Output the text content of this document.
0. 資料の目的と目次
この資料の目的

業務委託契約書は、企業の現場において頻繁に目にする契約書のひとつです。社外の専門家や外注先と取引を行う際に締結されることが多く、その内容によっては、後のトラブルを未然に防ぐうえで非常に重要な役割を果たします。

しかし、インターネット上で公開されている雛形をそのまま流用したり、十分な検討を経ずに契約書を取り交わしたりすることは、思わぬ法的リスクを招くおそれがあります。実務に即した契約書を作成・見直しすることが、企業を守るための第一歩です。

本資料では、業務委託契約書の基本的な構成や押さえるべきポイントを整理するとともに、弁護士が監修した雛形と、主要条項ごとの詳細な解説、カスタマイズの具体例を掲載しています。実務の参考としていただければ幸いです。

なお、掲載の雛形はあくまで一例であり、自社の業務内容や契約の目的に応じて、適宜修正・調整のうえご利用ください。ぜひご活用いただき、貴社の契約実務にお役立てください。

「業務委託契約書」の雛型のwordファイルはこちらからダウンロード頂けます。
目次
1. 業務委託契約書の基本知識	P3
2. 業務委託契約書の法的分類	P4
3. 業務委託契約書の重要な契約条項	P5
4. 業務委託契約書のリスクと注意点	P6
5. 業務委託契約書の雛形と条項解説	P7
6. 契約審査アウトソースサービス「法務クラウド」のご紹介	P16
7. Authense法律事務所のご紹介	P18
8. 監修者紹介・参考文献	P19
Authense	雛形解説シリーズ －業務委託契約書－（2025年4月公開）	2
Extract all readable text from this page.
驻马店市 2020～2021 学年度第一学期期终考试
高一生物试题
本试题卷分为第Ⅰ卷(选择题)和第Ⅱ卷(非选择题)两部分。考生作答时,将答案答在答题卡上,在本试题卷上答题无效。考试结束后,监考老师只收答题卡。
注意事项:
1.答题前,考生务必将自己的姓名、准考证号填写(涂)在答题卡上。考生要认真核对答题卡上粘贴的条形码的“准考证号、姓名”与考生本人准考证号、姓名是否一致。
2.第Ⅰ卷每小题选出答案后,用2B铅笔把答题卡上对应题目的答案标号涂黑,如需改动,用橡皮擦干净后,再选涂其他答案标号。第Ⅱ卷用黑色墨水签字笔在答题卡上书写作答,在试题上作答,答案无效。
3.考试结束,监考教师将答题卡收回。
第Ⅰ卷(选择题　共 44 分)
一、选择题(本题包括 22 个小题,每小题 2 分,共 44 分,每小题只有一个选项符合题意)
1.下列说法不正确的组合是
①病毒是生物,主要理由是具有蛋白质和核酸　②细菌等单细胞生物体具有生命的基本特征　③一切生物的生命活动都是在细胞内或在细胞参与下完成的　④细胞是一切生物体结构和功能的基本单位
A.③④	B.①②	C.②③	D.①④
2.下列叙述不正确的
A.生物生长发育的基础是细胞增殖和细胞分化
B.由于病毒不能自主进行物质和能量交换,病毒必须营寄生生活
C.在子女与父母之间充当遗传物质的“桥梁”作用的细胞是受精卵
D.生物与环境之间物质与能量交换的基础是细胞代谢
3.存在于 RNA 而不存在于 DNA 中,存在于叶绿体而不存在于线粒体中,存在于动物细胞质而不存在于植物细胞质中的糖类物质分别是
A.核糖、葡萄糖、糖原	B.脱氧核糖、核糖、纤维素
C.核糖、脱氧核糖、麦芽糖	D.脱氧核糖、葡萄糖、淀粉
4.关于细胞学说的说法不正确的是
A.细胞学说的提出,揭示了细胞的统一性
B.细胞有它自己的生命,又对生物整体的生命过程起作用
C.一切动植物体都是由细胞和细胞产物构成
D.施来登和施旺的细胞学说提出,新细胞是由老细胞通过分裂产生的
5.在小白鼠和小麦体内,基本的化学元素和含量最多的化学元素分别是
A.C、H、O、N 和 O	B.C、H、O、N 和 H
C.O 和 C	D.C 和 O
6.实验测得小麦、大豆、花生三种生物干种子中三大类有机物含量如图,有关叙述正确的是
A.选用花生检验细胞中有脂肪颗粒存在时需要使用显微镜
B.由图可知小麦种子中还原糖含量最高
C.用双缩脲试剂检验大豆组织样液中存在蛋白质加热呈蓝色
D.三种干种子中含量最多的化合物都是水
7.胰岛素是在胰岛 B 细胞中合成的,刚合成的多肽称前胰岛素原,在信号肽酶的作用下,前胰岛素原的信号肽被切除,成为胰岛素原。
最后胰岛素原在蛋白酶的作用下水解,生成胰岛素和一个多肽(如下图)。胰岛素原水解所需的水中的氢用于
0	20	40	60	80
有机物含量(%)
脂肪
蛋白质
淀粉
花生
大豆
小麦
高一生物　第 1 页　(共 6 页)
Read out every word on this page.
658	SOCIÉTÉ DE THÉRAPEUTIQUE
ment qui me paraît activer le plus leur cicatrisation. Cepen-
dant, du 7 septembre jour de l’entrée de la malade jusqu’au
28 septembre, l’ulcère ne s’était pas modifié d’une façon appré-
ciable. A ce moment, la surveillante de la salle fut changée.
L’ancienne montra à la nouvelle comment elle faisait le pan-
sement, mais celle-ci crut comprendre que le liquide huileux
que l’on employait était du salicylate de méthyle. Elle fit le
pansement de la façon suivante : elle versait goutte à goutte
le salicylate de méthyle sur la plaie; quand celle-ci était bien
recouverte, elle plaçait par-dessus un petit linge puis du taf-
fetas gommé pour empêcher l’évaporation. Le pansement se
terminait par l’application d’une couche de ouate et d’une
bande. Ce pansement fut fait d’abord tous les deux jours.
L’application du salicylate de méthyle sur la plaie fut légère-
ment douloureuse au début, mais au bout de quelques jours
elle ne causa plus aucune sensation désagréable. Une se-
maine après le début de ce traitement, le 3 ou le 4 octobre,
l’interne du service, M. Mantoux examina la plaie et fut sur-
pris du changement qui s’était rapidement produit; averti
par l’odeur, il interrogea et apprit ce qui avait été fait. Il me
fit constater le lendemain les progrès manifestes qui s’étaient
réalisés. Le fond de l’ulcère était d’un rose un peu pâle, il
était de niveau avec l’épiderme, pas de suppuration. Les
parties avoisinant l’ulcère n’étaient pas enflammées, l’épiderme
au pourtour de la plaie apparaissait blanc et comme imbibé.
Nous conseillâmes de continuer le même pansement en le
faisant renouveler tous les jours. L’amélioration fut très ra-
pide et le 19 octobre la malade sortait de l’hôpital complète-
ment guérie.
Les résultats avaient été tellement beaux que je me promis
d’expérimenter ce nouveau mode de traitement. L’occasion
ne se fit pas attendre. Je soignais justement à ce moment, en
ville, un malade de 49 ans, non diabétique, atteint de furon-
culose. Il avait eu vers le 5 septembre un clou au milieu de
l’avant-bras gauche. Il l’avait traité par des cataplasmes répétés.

● ● ● ●

WORK REQUIRED: Transcribe every record above exactly as it appears.

ANSWER IN FULL:
Output the text content of this document.
0. 資料の目的と目次
この資料の目的

業務委託契約書は、企業の現場において頻繁に目にする契約書のひとつです。社外の専門家や外注先と取引を行う際に締結されることが多く、その内容によっては、後のトラブルを未然に防ぐうえで非常に重要な役割を果たします。

しかし、インターネット上で公開されている雛形をそのまま流用したり、十分な検討を経ずに契約書を取り交わしたりすることは、思わぬ法的リスクを招くおそれがあります。実務に即した契約書を作成・見直しすることが、企業を守るための第一歩です。

本資料では、業務委託契約書の基本的な構成や押さえるべきポイントを整理するとともに、弁護士が監修した雛形と、主要条項ごとの詳細な解説、カスタマイズの具体例を掲載しています。実務の参考としていただければ幸いです。

なお、掲載の雛形はあくまで一例であり、自社の業務内容や契約の目的に応じて、適宜修正・調整のうえご利用ください。ぜひご活用いただき、貴社の契約実務にお役立てください。

「業務委託契約書」の雛型のwordファイルはこちらからダウンロード頂けます。
目次
1. 業務委託契約書の基本知識	P3
2. 業務委託契約書の法的分類	P4
3. 業務委託契約書の重要な契約条項	P5
4. 業務委託契約書のリスクと注意点	P6
5. 業務委託契約書の雛形と条項解説	P7
6. 契約審査アウトソースサービス「法務クラウド」のご紹介	P16
7. Authense法律事務所のご紹介	P18
8. 監修者紹介・参考文献	P19
Authense	雛形解説シリーズ －業務委託契約書－（2025年4月公開）	2
Extract all readable text from this page.
驻马店市 2020～2021 学年度第一学期期终考试
高一生物试题
本试题卷分为第Ⅰ卷(选择题)和第Ⅱ卷(非选择题)两部分。考生作答时,将答案答在答题卡上,在本试题卷上答题无效。考试结束后,监考老师只收答题卡。
注意事项:
1.答题前,考生务必将自己的姓名、准考证号填写(涂)在答题卡上。考生要认真核对答题卡上粘贴的条形码的“准考证号、姓名”与考生本人准考证号、姓名是否一致。
2.第Ⅰ卷每小题选出答案后,用2B铅笔把答题卡上对应题目的答案标号涂黑,如需改动,用橡皮擦干净后,再选涂其他答案标号。第Ⅱ卷用黑色墨水签字笔在答题卡上书写作答,在试题上作答,答案无效。
3.考试结束,监考教师将答题卡收回。
第Ⅰ卷(选择题　共 44 分)
一、选择题(本题包括 22 个小题,每小题 2 分,共 44 分,每小题只有一个选项符合题意)
1.下列说法不正确的组合是
①病毒是生物,主要理由是具有蛋白质和核酸　②细菌等单细胞生物体具有生命的基本特征　③一切生物的生命活动都是在细胞内或在细胞参与下完成的　④细胞是一切生物体结构和功能的基本单位
A.③④	B.①②	C.②③	D.①④
2.下列叙述不正确的
A.生物生长发育的基础是细胞增殖和细胞分化
B.由于病毒不能自主进行物质和能量交换,病毒必须营寄生生活
C.在子女与父母之间充当遗传物质的“桥梁”作用的细胞是受精卵
D.生物与环境之间物质与能量交换的基础是细胞代谢
3.存在于 RNA 而不存在于 DNA 中,存在于叶绿体而不存在于线粒体中,存在于动物细胞质而不存在于植物细胞质中的糖类物质分别是
A.核糖、葡萄糖、糖原	B.脱氧核糖、核糖、纤维素
C.核糖、脱氧核糖、麦芽糖	D.脱氧核糖、葡萄糖、淀粉
4.关于细胞学说的说法不正确的是
A.细胞学说的提出,揭示了细胞的统一性
B.细胞有它自己的生命,又对生物整体的生命过程起作用
C.一切动植物体都是由细胞和细胞产物构成
D.施来登和施旺的细胞学说提出,新细胞是由老细胞通过分裂产生的
5.在小白鼠和小麦体内,基本的化学元素和含量最多的化学元素分别是
A.C、H、O、N 和 O	B.C、H、O、N 和 H
C.O 和 C	D.C 和 O
6.实验测得小麦、大豆、花生三种生物干种子中三大类有机物含量如图,有关叙述正确的是
A.选用花生检验细胞中有脂肪颗粒存在时需要使用显微镜
B.由图可知小麦种子中还原糖含量最高
C.用双缩脲试剂检验大豆组织样液中存在蛋白质加热呈蓝色
D.三种干种子中含量最多的化合物都是水
7.胰岛素是在胰岛 B 细胞中合成的,刚合成的多肽称前胰岛素原,在信号肽酶的作用下,前胰岛素原的信号肽被切除,成为胰岛素原。
最后胰岛素原在蛋白酶的作用下水解,生成胰岛素和一个多肽(如下图)。胰岛素原水解所需的水中的氢用于
0	20	40	60	80
有机物含量(%)
脂肪
蛋白质
淀粉
花生
大豆
小麦
高一生物　第 1 页　(共 6 页)
Read out every word on this page.
658	SOCIÉTÉ DE THÉRAPEUTIQUE
ment qui me paraît activer le plus leur cicatrisation. Cepen-
dant, du 7 septembre jour de l’entrée de la malade jusqu’au
28 septembre, l’ulcère ne s’était pas modifié d’une façon appré-
ciable. A ce moment, la surveillante de la salle fut changée.
L’ancienne montra à la nouvelle comment elle faisait le pan-
sement, mais celle-ci crut comprendre que le liquide huileux
que l’on employait était du salicylate de méthyle. Elle fit le
pansement de la façon suivante : elle versait goutte à goutte
le salicylate de méthyle sur la plaie; quand celle-ci était bien
recouverte, elle plaçait par-dessus un petit linge puis du taf-
fetas gommé pour empêcher l’évaporation. Le pansement se
terminait par l’application d’une couche de ouate et d’une
bande. Ce pansement fut fait d’abord tous les deux jours.
L’application du salicylate de méthyle sur la plaie fut légère-
ment douloureuse au début, mais au bout de quelques jours
elle ne causa plus aucune sensation désagréable. Une se-
maine après le début de ce traitement, le 3 ou le 4 octobre,
l’interne du service, M. Mantoux examina la plaie et fut sur-
pris du changement qui s’était rapidement produit; averti
par l’odeur, il interrogea et apprit ce qui avait été fait. Il me
fit constater le lendemain les progrès manifestes qui s’étaient
réalisés. Le fond de l’ulcère était d’un rose un peu pâle, il
était de niveau avec l’épiderme, pas de suppuration. Les
parties avoisinant l’ulcère n’étaient pas enflammées, l’épiderme
au pourtour de la plaie apparaissait blanc et comme imbibé.
Nous conseillâmes de continuer le même pansement en le
faisant renouveler tous les jours. L’amélioration fut très ra-
pide et le 19 octobre la malade sortait de l’hôpital complète-
ment guérie.
Les résultats avaient été tellement beaux que je me promis
d’expérimenter ce nouveau mode de traitement. L’occasion
ne se fit pas attendre. Je soignais justement à ce moment, en
ville, un malade de 49 ans, non diabétique, atteint de furon-
culose. Il avait eu vers le 5 septembre un clou au milieu de
l’avant-bras gauche. Il l’avait traité par des cataplasmes répétés.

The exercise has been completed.